> [Task to complete] Scan the entries below for the word "cuestiones". Copy each line that has it.

##### Materials provided #####

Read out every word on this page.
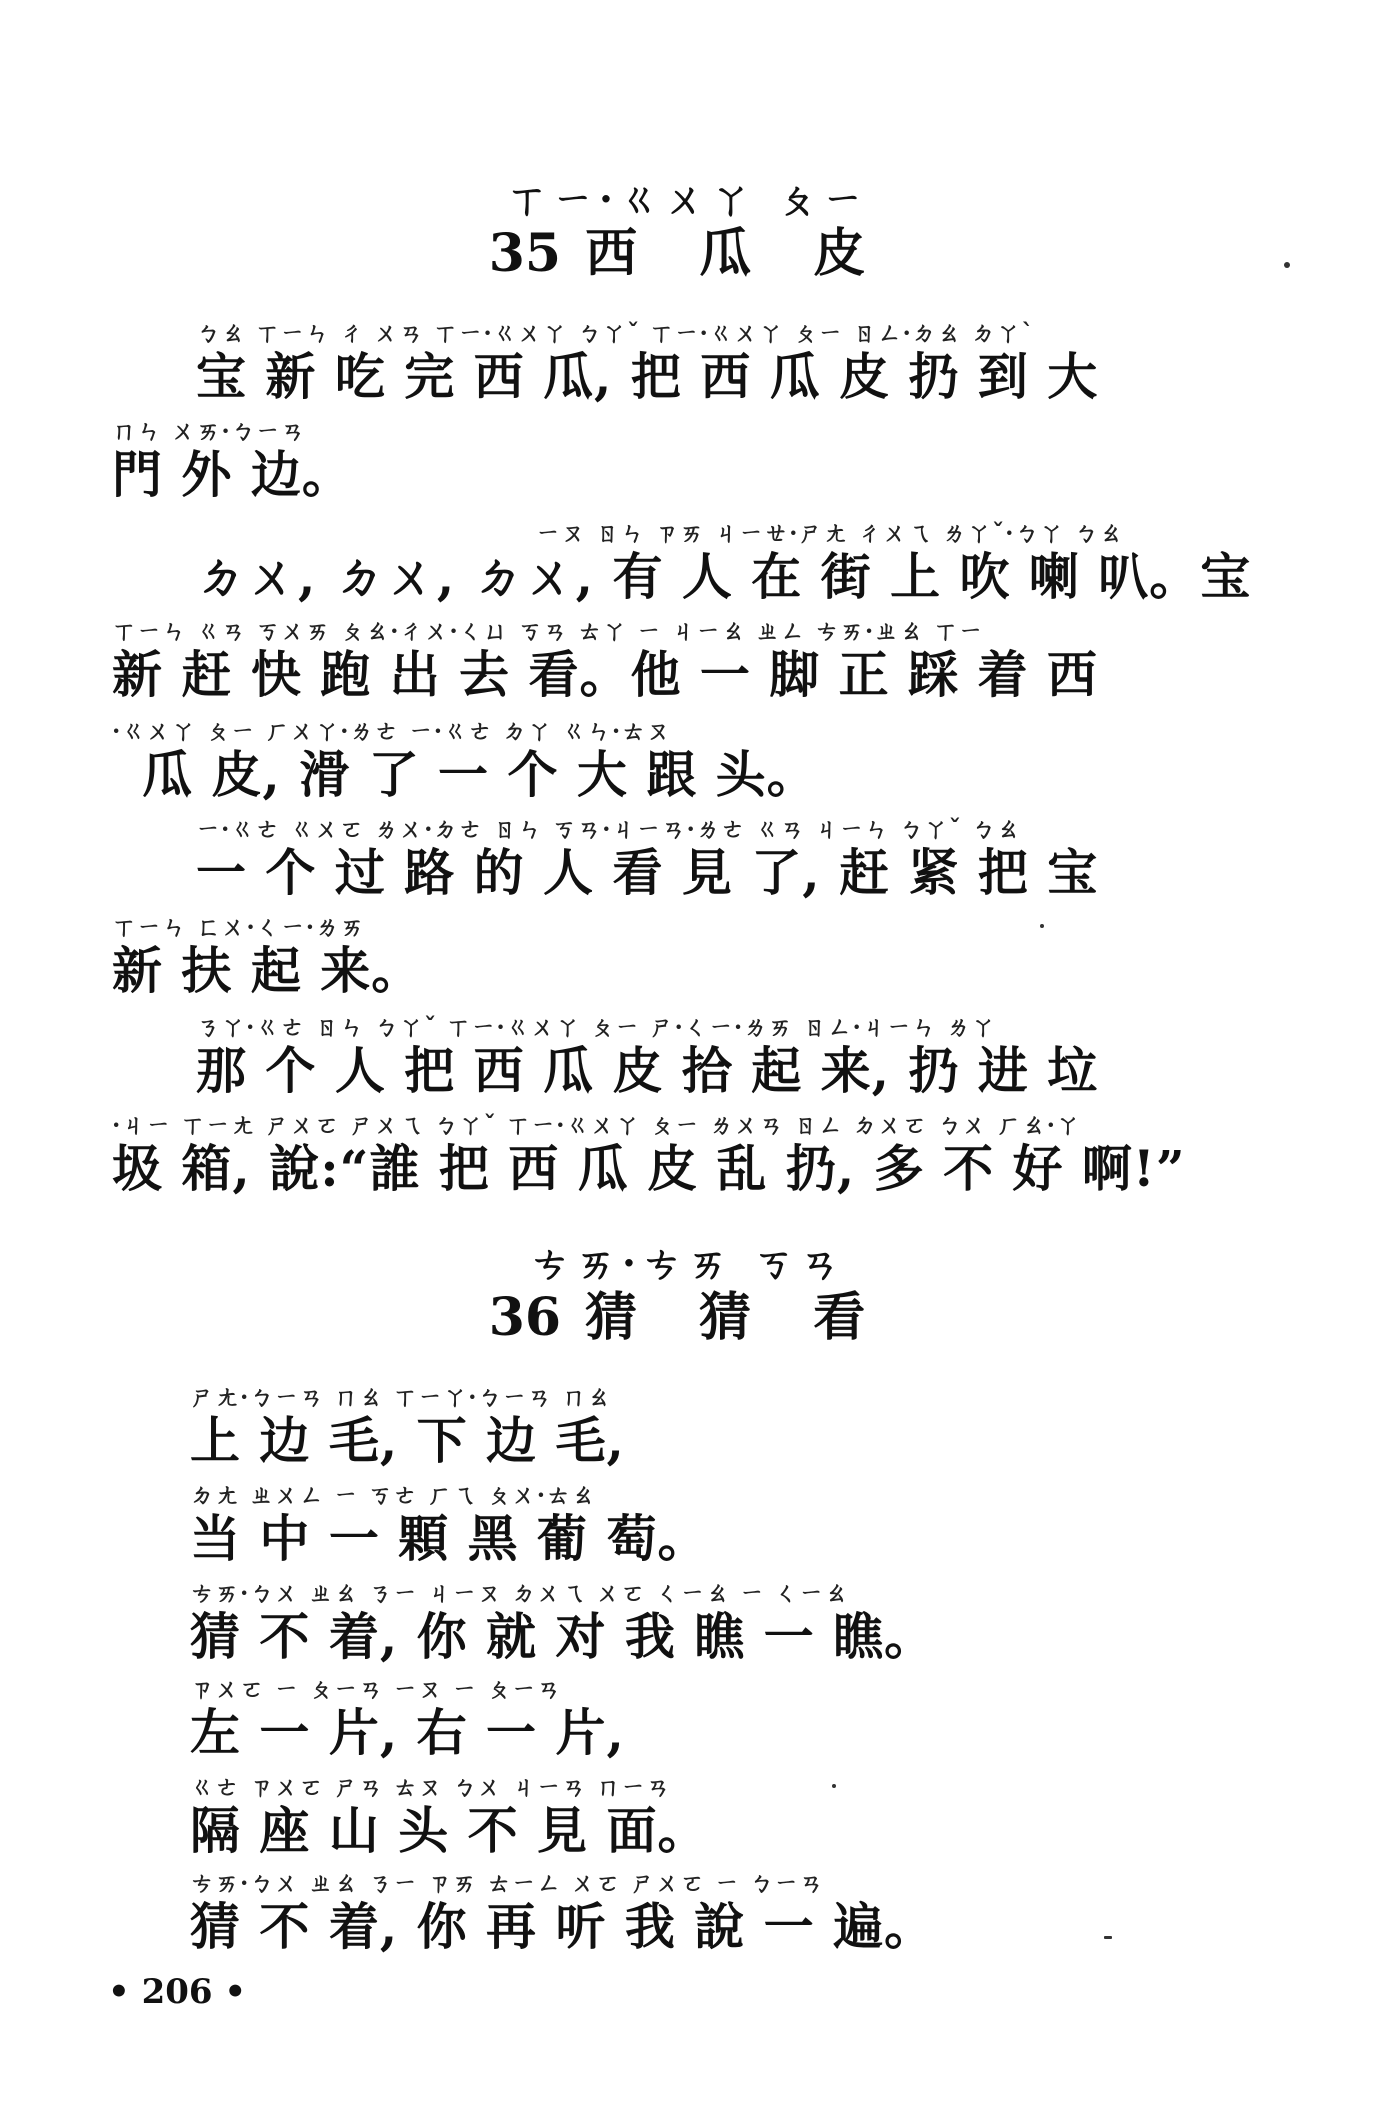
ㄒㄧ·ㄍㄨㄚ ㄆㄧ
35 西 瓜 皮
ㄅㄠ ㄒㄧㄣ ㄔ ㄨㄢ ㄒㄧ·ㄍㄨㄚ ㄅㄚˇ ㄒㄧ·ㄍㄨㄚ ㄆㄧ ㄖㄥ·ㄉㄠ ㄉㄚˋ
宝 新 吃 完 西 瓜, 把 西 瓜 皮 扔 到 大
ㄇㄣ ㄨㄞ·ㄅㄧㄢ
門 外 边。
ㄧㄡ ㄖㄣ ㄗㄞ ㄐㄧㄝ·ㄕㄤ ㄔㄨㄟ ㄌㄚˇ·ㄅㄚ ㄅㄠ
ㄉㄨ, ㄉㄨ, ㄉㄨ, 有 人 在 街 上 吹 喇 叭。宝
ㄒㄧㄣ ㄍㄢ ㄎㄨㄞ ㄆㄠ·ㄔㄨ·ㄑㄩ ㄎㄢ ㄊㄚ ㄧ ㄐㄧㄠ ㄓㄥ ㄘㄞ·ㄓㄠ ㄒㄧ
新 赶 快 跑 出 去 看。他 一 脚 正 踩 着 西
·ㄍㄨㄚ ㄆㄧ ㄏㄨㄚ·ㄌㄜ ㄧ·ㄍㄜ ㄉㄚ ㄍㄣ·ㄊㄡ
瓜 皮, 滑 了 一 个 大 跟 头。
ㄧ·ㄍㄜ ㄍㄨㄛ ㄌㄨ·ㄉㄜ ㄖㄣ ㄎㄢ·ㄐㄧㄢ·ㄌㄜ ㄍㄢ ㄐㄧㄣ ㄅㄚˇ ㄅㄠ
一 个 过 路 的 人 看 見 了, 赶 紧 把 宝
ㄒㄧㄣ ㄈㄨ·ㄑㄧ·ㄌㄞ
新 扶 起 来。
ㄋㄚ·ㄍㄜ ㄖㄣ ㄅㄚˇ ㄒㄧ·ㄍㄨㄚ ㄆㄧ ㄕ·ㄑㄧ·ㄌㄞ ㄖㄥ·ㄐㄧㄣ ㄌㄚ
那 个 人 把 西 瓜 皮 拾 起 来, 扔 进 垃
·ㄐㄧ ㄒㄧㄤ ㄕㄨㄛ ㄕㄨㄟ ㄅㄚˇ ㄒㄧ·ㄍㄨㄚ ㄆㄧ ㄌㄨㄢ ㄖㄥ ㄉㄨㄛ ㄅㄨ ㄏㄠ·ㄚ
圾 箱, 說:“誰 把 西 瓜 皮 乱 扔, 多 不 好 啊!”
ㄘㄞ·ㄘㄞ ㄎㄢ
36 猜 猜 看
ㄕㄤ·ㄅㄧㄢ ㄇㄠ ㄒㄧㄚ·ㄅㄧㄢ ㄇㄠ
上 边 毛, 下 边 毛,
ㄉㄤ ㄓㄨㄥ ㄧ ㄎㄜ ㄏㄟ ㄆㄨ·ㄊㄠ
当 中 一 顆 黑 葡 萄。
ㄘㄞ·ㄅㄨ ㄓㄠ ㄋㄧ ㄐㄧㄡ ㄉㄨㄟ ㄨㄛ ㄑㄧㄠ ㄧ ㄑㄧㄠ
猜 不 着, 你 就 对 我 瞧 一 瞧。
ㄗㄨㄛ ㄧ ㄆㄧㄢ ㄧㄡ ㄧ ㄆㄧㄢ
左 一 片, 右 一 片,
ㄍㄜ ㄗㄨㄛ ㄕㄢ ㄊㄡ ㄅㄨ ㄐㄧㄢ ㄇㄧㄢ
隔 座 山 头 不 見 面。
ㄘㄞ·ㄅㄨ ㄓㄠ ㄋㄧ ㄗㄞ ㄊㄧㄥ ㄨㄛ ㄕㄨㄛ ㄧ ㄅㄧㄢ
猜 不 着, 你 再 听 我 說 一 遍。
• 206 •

#####
##### Materials provided #####

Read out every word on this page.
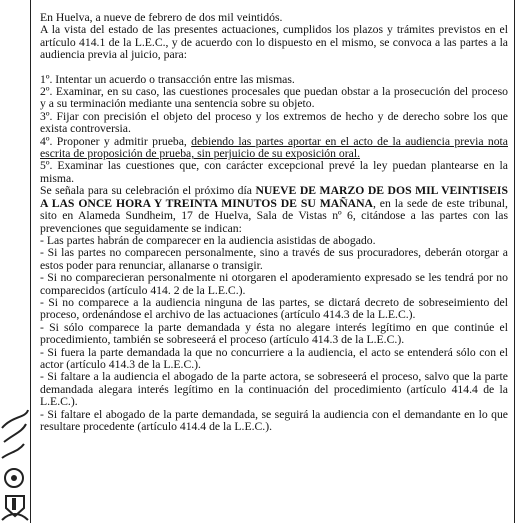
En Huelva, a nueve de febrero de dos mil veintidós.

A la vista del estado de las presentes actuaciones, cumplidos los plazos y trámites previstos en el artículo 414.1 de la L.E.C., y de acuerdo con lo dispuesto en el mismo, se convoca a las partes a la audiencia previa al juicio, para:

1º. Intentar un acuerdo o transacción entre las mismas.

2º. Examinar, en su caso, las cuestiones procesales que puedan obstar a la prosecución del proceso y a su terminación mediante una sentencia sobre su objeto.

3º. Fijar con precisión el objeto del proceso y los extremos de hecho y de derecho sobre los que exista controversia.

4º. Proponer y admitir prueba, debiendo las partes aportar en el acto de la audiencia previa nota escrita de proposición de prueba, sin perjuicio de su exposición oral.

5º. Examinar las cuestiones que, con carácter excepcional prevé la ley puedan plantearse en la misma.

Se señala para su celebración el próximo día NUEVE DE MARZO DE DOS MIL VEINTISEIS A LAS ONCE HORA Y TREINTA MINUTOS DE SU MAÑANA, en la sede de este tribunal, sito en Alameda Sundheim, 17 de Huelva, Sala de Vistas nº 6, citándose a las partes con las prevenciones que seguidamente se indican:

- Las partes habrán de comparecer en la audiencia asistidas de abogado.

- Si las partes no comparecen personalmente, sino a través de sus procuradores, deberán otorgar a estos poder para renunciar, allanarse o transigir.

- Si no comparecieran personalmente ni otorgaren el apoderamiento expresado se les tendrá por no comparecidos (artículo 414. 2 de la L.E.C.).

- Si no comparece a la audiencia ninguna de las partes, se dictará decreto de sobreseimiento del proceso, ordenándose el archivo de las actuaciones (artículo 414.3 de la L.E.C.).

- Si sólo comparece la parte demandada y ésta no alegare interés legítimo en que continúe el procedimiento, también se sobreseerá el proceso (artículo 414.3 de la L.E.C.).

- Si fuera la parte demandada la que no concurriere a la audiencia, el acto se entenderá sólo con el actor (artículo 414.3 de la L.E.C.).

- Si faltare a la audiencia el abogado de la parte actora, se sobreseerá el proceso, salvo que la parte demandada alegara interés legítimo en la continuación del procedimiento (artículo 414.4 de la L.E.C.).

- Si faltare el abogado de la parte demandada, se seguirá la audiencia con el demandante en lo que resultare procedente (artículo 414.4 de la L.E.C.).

#####
##### Materials provided #####

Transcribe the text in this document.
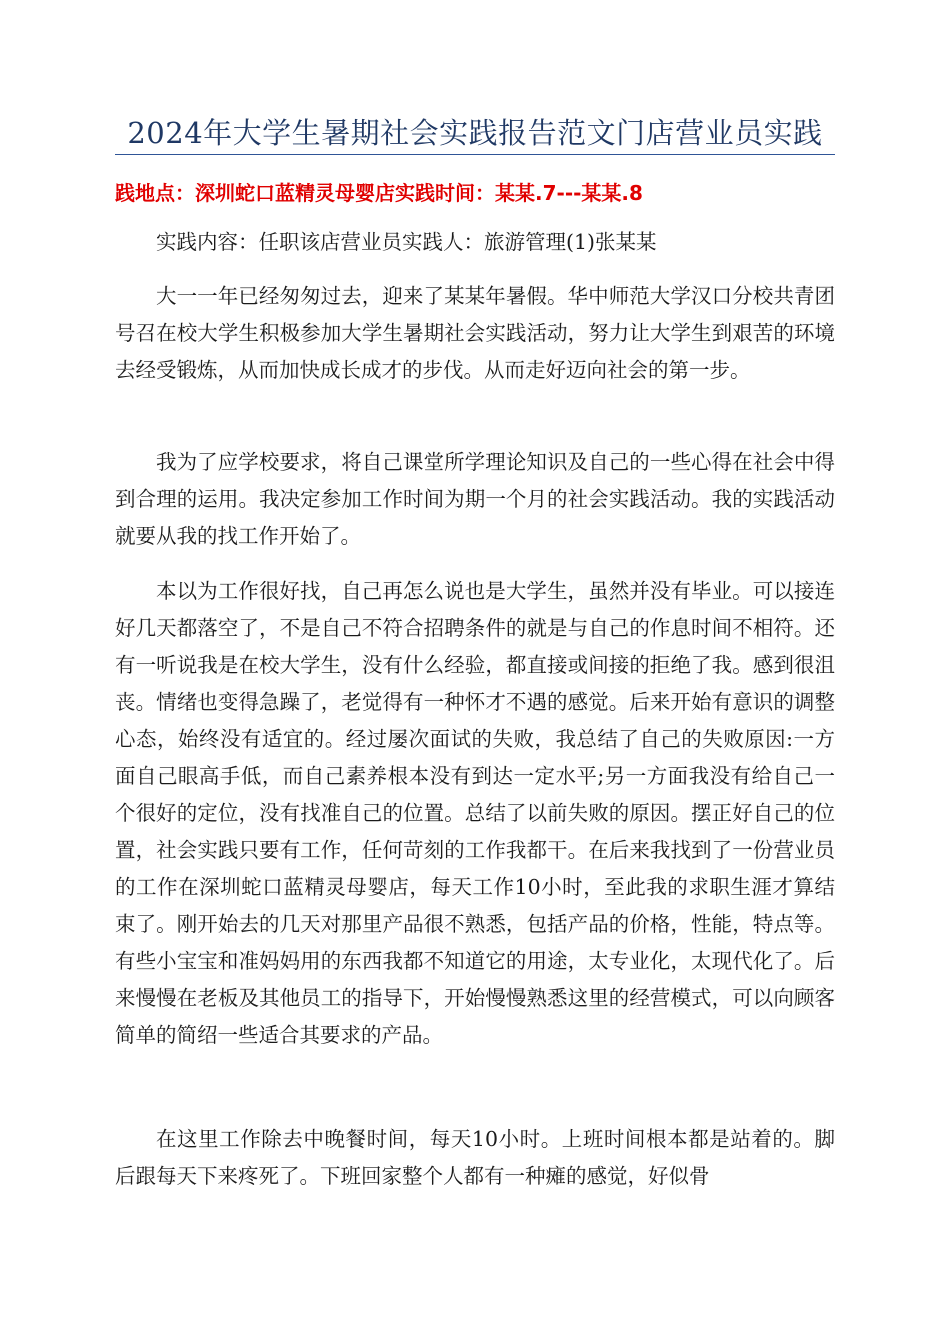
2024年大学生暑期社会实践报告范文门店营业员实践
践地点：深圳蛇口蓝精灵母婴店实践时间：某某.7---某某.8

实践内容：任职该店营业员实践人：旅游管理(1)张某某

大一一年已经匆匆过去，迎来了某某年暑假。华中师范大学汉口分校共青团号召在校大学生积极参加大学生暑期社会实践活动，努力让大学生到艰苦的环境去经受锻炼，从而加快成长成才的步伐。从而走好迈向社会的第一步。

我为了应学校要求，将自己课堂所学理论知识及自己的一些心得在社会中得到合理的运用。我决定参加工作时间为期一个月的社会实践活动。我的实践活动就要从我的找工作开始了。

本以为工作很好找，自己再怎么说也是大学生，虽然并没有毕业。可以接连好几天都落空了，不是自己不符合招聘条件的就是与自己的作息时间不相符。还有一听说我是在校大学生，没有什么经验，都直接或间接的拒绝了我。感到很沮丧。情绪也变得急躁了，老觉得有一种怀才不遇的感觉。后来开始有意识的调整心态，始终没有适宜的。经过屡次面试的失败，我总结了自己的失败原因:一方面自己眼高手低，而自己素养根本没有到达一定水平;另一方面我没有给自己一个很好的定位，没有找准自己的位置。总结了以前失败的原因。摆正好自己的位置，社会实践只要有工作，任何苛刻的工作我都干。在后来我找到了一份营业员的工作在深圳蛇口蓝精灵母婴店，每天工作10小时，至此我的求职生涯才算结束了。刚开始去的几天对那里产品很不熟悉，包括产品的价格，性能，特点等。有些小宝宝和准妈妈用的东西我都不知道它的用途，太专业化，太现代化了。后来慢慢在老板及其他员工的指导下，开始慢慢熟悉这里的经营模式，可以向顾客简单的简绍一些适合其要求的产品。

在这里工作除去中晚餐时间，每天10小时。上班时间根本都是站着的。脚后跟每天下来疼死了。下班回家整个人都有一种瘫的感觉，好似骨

#####

> [Reply]
2º. Examinar, en su caso, las cuestiones procesales que puedan obstar a la prosecución del proceso y a su terminación mediante una sentencia sobre su objeto.
5º. Examinar las cuestiones que, con carácter excepcional prevé la ley puedan plantearse en la misma.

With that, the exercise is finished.